Find the string "volt" and gather every line that holds it.

### Input data
===

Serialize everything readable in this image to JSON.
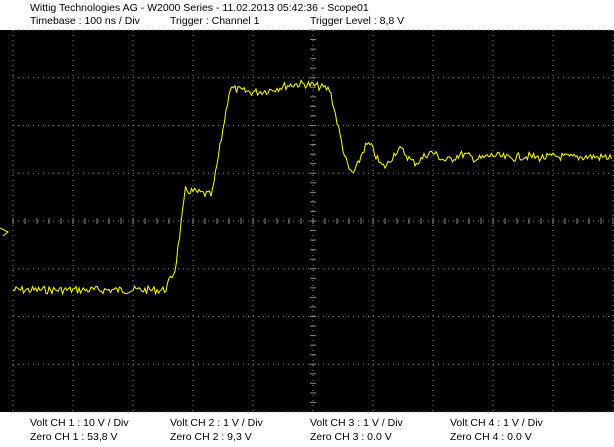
{
  "header": {
    "title": "Wittig Technologies AG - W2000 Series  -  11.02.2013 05:42:36 - Scope01",
    "timebase": "Timebase : 100 ns / Div",
    "trigger": "Trigger : Channel 1",
    "trigger_level": "Trigger Level : 8,8 V"
  },
  "channels": [
    {
      "volt": "Volt CH 1 : 10 V / Div",
      "zero": "Zero CH 1 : 53,8 V"
    },
    {
      "volt": "Volt CH 2 : 1 V / Div",
      "zero": "Zero CH 2 : 9,3 V"
    },
    {
      "volt": "Volt CH 3 : 1 V / Div",
      "zero": "Zero CH 3 : 0.0 V"
    },
    {
      "volt": "Volt CH 4 : 1 V / Div",
      "zero": "Zero CH 4 : 0.0 V"
    }
  ]
}
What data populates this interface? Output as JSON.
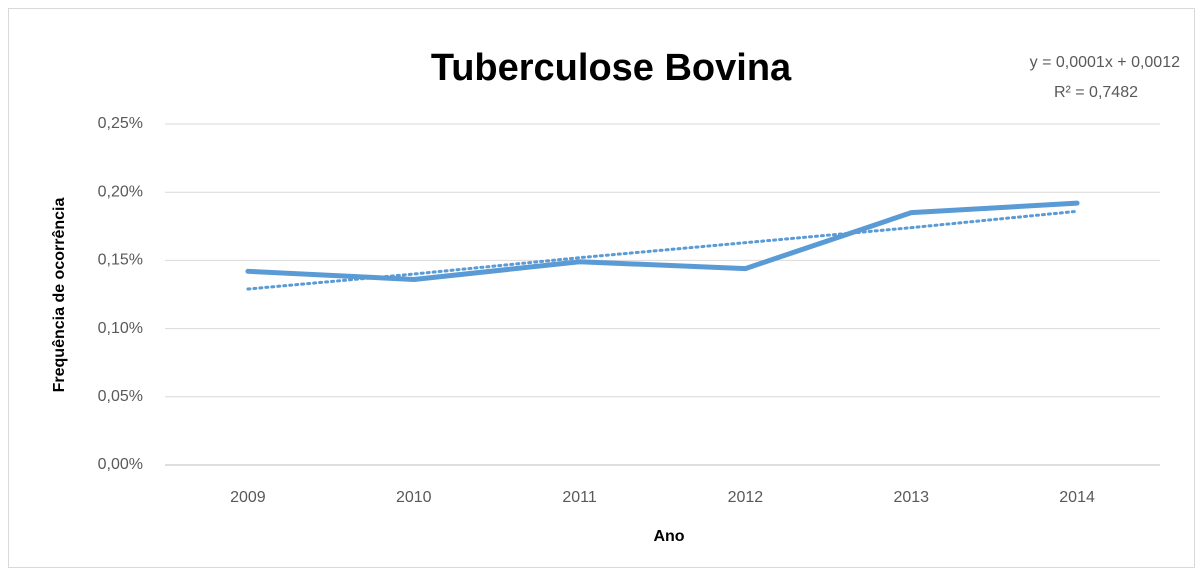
{
  "chart_data": {
    "type": "line",
    "title": "Tuberculose Bovina",
    "annotations": [
      "y = 0,0001x + 0,0012",
      "R² = 0,7482"
    ],
    "x_label": "Ano",
    "y_label": "Frequência de ocorrência",
    "categories": [
      "2009",
      "2010",
      "2011",
      "2012",
      "2013",
      "2014"
    ],
    "series": [
      {
        "color": "#5b9bd5",
        "values": [
          0.142,
          0.136,
          0.149,
          0.144,
          0.185,
          0.192
        ]
      }
    ],
    "trendline": {
      "color": "#5b9bd5",
      "values": [
        0.129,
        0.14,
        0.152,
        0.163,
        0.174,
        0.186
      ]
    },
    "ylim": [
      0,
      0.25
    ],
    "yticks": [
      {
        "value": 0,
        "label": "0,00%"
      },
      {
        "value": 0.05,
        "label": "0,05%"
      },
      {
        "value": 0.1,
        "label": "0,10%"
      },
      {
        "value": 0.15,
        "label": "0,15%"
      },
      {
        "value": 0.2,
        "label": "0,20%"
      },
      {
        "value": 0.25,
        "label": "0,25%"
      }
    ],
    "grid": true
  }
}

===

### Task output
      "volt": "Volt CH 1 : 10 V / Div",
      "volt": "Volt CH 2 : 1 V / Div",
      "volt": "Volt CH 3 : 1 V / Div",
      "volt": "Volt CH 4 : 1 V / Div",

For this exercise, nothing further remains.